What is asked: Repeat all of the records verbatim.

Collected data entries
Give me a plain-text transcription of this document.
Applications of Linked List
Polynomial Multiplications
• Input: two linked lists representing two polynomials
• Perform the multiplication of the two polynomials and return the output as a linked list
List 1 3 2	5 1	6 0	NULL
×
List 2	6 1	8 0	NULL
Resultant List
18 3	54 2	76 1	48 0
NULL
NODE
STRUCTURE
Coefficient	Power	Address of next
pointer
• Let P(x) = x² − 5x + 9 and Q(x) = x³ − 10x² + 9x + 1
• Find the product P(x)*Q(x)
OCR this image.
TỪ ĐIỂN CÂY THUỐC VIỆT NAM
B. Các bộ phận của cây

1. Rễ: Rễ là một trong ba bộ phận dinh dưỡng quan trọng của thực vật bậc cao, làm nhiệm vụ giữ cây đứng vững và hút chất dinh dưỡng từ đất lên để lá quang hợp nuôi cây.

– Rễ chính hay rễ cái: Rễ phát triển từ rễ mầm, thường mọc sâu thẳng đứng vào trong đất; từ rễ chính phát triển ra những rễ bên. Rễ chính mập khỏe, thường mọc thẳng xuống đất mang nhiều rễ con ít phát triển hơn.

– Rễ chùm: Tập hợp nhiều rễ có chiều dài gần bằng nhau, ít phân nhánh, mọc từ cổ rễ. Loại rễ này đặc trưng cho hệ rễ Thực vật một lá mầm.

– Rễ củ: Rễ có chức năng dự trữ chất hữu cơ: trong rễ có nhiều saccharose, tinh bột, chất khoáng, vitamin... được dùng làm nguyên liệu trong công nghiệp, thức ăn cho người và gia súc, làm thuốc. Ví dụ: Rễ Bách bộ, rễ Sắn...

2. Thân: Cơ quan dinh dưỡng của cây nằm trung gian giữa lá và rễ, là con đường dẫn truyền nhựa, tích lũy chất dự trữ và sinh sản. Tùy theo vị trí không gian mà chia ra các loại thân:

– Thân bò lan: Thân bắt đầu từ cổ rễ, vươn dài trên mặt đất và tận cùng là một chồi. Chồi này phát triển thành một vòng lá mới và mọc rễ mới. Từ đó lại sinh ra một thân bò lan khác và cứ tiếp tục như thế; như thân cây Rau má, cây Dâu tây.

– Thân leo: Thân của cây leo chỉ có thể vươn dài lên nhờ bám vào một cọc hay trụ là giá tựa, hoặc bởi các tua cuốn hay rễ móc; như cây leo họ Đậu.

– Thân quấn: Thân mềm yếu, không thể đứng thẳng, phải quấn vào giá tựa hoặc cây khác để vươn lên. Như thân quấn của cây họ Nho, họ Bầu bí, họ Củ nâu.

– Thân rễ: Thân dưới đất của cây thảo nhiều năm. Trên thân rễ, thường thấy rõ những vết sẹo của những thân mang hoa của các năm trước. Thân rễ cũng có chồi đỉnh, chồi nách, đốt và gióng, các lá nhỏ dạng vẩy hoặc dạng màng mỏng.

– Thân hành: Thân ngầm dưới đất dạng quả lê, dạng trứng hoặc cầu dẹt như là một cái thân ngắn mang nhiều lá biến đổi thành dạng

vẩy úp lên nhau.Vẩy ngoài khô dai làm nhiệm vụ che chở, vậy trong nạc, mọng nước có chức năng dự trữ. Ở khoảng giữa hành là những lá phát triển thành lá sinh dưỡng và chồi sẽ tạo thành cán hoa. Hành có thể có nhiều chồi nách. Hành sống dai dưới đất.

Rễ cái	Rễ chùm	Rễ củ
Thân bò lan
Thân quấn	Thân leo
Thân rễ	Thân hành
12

Exercise response:
Give me a plain-text transcription of this document.
Applications of Linked List
Polynomial Multiplications
• Input: two linked lists representing two polynomials
• Perform the multiplication of the two polynomials and return the output as a linked list
List 1 3 2	5 1	6 0	NULL
×
List 2	6 1	8 0	NULL
Resultant List
18 3	54 2	76 1	48 0
NULL
NODE
STRUCTURE
Coefficient	Power	Address of next
pointer
• Let P(x) = x² − 5x + 9 and Q(x) = x³ − 10x² + 9x + 1
• Find the product P(x)*Q(x)
OCR this image.
TỪ ĐIỂN CÂY THUỐC VIỆT NAM
B. Các bộ phận của cây

1. Rễ: Rễ là một trong ba bộ phận dinh dưỡng quan trọng của thực vật bậc cao, làm nhiệm vụ giữ cây đứng vững và hút chất dinh dưỡng từ đất lên để lá quang hợp nuôi cây.

– Rễ chính hay rễ cái: Rễ phát triển từ rễ mầm, thường mọc sâu thẳng đứng vào trong đất; từ rễ chính phát triển ra những rễ bên. Rễ chính mập khỏe, thường mọc thẳng xuống đất mang nhiều rễ con ít phát triển hơn.

– Rễ chùm: Tập hợp nhiều rễ có chiều dài gần bằng nhau, ít phân nhánh, mọc từ cổ rễ. Loại rễ này đặc trưng cho hệ rễ Thực vật một lá mầm.

– Rễ củ: Rễ có chức năng dự trữ chất hữu cơ: trong rễ có nhiều saccharose, tinh bột, chất khoáng, vitamin... được dùng làm nguyên liệu trong công nghiệp, thức ăn cho người và gia súc, làm thuốc. Ví dụ: Rễ Bách bộ, rễ Sắn...

2. Thân: Cơ quan dinh dưỡng của cây nằm trung gian giữa lá và rễ, là con đường dẫn truyền nhựa, tích lũy chất dự trữ và sinh sản. Tùy theo vị trí không gian mà chia ra các loại thân:

– Thân bò lan: Thân bắt đầu từ cổ rễ, vươn dài trên mặt đất và tận cùng là một chồi. Chồi này phát triển thành một vòng lá mới và mọc rễ mới. Từ đó lại sinh ra một thân bò lan khác và cứ tiếp tục như thế; như thân cây Rau má, cây Dâu tây.

– Thân leo: Thân của cây leo chỉ có thể vươn dài lên nhờ bám vào một cọc hay trụ là giá tựa, hoặc bởi các tua cuốn hay rễ móc; như cây leo họ Đậu.

– Thân quấn: Thân mềm yếu, không thể đứng thẳng, phải quấn vào giá tựa hoặc cây khác để vươn lên. Như thân quấn của cây họ Nho, họ Bầu bí, họ Củ nâu.

– Thân rễ: Thân dưới đất của cây thảo nhiều năm. Trên thân rễ, thường thấy rõ những vết sẹo của những thân mang hoa của các năm trước. Thân rễ cũng có chồi đỉnh, chồi nách, đốt và gióng, các lá nhỏ dạng vẩy hoặc dạng màng mỏng.

– Thân hành: Thân ngầm dưới đất dạng quả lê, dạng trứng hoặc cầu dẹt như là một cái thân ngắn mang nhiều lá biến đổi thành dạng

vẩy úp lên nhau.Vẩy ngoài khô dai làm nhiệm vụ che chở, vậy trong nạc, mọng nước có chức năng dự trữ. Ở khoảng giữa hành là những lá phát triển thành lá sinh dưỡng và chồi sẽ tạo thành cán hoa. Hành có thể có nhiều chồi nách. Hành sống dai dưới đất.

Rễ cái	Rễ chùm	Rễ củ
Thân bò lan
Thân quấn	Thân leo
Thân rễ	Thân hành
12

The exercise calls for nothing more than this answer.